» **Problem requirements**:
Retype the listing that follows, exactly as written.

» **Record excerpts**:

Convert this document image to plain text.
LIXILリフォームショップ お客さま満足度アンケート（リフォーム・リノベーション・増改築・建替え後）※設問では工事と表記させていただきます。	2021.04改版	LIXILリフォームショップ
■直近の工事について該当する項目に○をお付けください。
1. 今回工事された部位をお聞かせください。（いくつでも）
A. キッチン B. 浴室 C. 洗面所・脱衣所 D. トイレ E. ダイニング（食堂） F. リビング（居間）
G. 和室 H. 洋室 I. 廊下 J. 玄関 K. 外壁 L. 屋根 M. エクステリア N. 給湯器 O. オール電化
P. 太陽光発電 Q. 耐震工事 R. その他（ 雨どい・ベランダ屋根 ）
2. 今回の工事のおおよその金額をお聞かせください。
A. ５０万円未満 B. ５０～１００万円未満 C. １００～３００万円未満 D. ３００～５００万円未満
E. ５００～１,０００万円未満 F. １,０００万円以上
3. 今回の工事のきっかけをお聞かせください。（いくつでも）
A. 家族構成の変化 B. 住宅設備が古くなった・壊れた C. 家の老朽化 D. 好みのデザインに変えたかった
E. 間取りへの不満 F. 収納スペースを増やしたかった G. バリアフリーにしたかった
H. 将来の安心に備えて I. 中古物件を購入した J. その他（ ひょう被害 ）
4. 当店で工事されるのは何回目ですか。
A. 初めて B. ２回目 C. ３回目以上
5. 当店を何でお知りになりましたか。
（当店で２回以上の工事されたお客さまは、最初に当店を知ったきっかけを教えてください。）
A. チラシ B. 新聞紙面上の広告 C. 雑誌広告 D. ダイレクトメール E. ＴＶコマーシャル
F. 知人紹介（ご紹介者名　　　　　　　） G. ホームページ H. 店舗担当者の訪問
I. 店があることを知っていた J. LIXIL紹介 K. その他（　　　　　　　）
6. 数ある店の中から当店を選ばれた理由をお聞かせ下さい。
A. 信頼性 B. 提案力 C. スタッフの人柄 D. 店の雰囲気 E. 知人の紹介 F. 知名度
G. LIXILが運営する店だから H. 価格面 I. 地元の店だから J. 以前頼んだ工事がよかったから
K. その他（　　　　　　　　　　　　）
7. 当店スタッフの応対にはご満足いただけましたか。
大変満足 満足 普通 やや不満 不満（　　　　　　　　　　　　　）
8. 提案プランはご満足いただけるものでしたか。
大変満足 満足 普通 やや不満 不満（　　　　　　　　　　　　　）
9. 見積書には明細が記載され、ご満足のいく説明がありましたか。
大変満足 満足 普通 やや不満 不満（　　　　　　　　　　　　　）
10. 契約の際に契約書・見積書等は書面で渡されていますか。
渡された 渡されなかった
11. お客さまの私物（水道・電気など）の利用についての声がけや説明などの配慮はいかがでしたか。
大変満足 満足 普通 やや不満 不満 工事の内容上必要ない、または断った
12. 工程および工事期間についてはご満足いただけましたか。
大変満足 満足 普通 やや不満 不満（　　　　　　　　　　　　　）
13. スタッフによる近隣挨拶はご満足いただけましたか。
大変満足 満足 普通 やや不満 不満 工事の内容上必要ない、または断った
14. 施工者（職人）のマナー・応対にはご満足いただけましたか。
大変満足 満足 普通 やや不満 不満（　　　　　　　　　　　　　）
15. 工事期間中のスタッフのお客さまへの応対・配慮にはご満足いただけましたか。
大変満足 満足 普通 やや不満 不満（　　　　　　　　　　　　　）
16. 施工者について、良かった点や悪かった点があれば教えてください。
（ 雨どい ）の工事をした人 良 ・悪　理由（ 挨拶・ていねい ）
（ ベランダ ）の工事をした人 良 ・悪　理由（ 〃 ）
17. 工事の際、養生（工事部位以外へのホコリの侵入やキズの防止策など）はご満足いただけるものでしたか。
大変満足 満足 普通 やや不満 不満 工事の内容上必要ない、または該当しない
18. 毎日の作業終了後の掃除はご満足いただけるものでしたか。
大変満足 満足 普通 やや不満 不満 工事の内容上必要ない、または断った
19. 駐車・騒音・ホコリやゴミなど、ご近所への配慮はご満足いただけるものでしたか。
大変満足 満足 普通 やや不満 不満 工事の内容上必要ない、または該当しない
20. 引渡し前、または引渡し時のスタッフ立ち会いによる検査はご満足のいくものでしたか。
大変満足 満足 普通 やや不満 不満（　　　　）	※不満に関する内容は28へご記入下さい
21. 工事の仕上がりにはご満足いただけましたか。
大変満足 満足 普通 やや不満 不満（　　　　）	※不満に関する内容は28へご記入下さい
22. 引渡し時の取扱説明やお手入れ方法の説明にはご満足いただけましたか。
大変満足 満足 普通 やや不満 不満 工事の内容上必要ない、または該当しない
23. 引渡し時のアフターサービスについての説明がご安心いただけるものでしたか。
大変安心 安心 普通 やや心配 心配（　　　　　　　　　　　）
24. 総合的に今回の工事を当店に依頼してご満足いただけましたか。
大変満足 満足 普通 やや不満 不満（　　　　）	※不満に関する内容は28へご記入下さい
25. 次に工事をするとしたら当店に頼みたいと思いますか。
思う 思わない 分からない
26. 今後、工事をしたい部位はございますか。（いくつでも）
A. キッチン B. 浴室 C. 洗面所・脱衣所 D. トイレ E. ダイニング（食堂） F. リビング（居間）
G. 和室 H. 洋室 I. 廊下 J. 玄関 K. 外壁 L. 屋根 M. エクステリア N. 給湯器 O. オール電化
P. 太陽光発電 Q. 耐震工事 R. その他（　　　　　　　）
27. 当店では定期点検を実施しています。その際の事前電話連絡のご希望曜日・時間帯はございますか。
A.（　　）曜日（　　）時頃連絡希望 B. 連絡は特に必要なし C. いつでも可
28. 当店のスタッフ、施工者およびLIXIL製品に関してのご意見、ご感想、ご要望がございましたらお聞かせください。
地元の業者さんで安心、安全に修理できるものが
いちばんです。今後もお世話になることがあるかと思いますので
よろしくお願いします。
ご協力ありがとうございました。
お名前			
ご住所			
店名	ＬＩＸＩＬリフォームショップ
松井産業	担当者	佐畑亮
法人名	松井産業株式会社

» **Right answer**:
Convert this document image to plain text.
LIXILリフォームショップ お客さま満足度アンケート（リフォーム・リノベーション・増改築・建替え後）※設問では工事と表記させていただきます。	2021.04改版	LIXILリフォームショップ
■直近の工事について該当する項目に○をお付けください。
1. 今回工事された部位をお聞かせください。（いくつでも）
A. キッチン B. 浴室 C. 洗面所・脱衣所 D. トイレ E. ダイニング（食堂） F. リビング（居間）
G. 和室 H. 洋室 I. 廊下 J. 玄関 K. 外壁 L. 屋根 M. エクステリア N. 給湯器 O. オール電化
P. 太陽光発電 Q. 耐震工事 R. その他（ 雨どい・ベランダ屋根 ）
2. 今回の工事のおおよその金額をお聞かせください。
A. ５０万円未満 B. ５０～１００万円未満 C. １００～３００万円未満 D. ３００～５００万円未満
E. ５００～１,０００万円未満 F. １,０００万円以上
3. 今回の工事のきっかけをお聞かせください。（いくつでも）
A. 家族構成の変化 B. 住宅設備が古くなった・壊れた C. 家の老朽化 D. 好みのデザインに変えたかった
E. 間取りへの不満 F. 収納スペースを増やしたかった G. バリアフリーにしたかった
H. 将来の安心に備えて I. 中古物件を購入した J. その他（ ひょう被害 ）
4. 当店で工事されるのは何回目ですか。
A. 初めて B. ２回目 C. ３回目以上
5. 当店を何でお知りになりましたか。
（当店で２回以上の工事されたお客さまは、最初に当店を知ったきっかけを教えてください。）
A. チラシ B. 新聞紙面上の広告 C. 雑誌広告 D. ダイレクトメール E. ＴＶコマーシャル
F. 知人紹介（ご紹介者名　　　　　　　） G. ホームページ H. 店舗担当者の訪問
I. 店があることを知っていた J. LIXIL紹介 K. その他（　　　　　　　）
6. 数ある店の中から当店を選ばれた理由をお聞かせ下さい。
A. 信頼性 B. 提案力 C. スタッフの人柄 D. 店の雰囲気 E. 知人の紹介 F. 知名度
G. LIXILが運営する店だから H. 価格面 I. 地元の店だから J. 以前頼んだ工事がよかったから
K. その他（　　　　　　　　　　　　）
7. 当店スタッフの応対にはご満足いただけましたか。
大変満足 満足 普通 やや不満 不満（　　　　　　　　　　　　　）
8. 提案プランはご満足いただけるものでしたか。
大変満足 満足 普通 やや不満 不満（　　　　　　　　　　　　　）
9. 見積書には明細が記載され、ご満足のいく説明がありましたか。
大変満足 満足 普通 やや不満 不満（　　　　　　　　　　　　　）
10. 契約の際に契約書・見積書等は書面で渡されていますか。
渡された 渡されなかった
11. お客さまの私物（水道・電気など）の利用についての声がけや説明などの配慮はいかがでしたか。
大変満足 満足 普通 やや不満 不満 工事の内容上必要ない、または断った
12. 工程および工事期間についてはご満足いただけましたか。
大変満足 満足 普通 やや不満 不満（　　　　　　　　　　　　　）
13. スタッフによる近隣挨拶はご満足いただけましたか。
大変満足 満足 普通 やや不満 不満 工事の内容上必要ない、または断った
14. 施工者（職人）のマナー・応対にはご満足いただけましたか。
大変満足 満足 普通 やや不満 不満（　　　　　　　　　　　　　）
15. 工事期間中のスタッフのお客さまへの応対・配慮にはご満足いただけましたか。
大変満足 満足 普通 やや不満 不満（　　　　　　　　　　　　　）
16. 施工者について、良かった点や悪かった点があれば教えてください。
（ 雨どい ）の工事をした人 良 ・悪　理由（ 挨拶・ていねい ）
（ ベランダ ）の工事をした人 良 ・悪　理由（ 〃 ）
17. 工事の際、養生（工事部位以外へのホコリの侵入やキズの防止策など）はご満足いただけるものでしたか。
大変満足 満足 普通 やや不満 不満 工事の内容上必要ない、または該当しない
18. 毎日の作業終了後の掃除はご満足いただけるものでしたか。
大変満足 満足 普通 やや不満 不満 工事の内容上必要ない、または断った
19. 駐車・騒音・ホコリやゴミなど、ご近所への配慮はご満足いただけるものでしたか。
大変満足 満足 普通 やや不満 不満 工事の内容上必要ない、または該当しない
20. 引渡し前、または引渡し時のスタッフ立ち会いによる検査はご満足のいくものでしたか。
大変満足 満足 普通 やや不満 不満（　　　　）	※不満に関する内容は28へご記入下さい
21. 工事の仕上がりにはご満足いただけましたか。
大変満足 満足 普通 やや不満 不満（　　　　）	※不満に関する内容は28へご記入下さい
22. 引渡し時の取扱説明やお手入れ方法の説明にはご満足いただけましたか。
大変満足 満足 普通 やや不満 不満 工事の内容上必要ない、または該当しない
23. 引渡し時のアフターサービスについての説明がご安心いただけるものでしたか。
大変安心 安心 普通 やや心配 心配（　　　　　　　　　　　）
24. 総合的に今回の工事を当店に依頼してご満足いただけましたか。
大変満足 満足 普通 やや不満 不満（　　　　）	※不満に関する内容は28へご記入下さい
25. 次に工事をするとしたら当店に頼みたいと思いますか。
思う 思わない 分からない
26. 今後、工事をしたい部位はございますか。（いくつでも）
A. キッチン B. 浴室 C. 洗面所・脱衣所 D. トイレ E. ダイニング（食堂） F. リビング（居間）
G. 和室 H. 洋室 I. 廊下 J. 玄関 K. 外壁 L. 屋根 M. エクステリア N. 給湯器 O. オール電化
P. 太陽光発電 Q. 耐震工事 R. その他（　　　　　　　）
27. 当店では定期点検を実施しています。その際の事前電話連絡のご希望曜日・時間帯はございますか。
A.（　　）曜日（　　）時頃連絡希望 B. 連絡は特に必要なし C. いつでも可
28. 当店のスタッフ、施工者およびLIXIL製品に関してのご意見、ご感想、ご要望がございましたらお聞かせください。
地元の業者さんで安心、安全に修理できるものが
いちばんです。今後もお世話になることがあるかと思いますので
よろしくお願いします。
ご協力ありがとうございました。
お名前			
ご住所			
店名	ＬＩＸＩＬリフォームショップ
松井産業	担当者	佐畑亮
法人名	松井産業株式会社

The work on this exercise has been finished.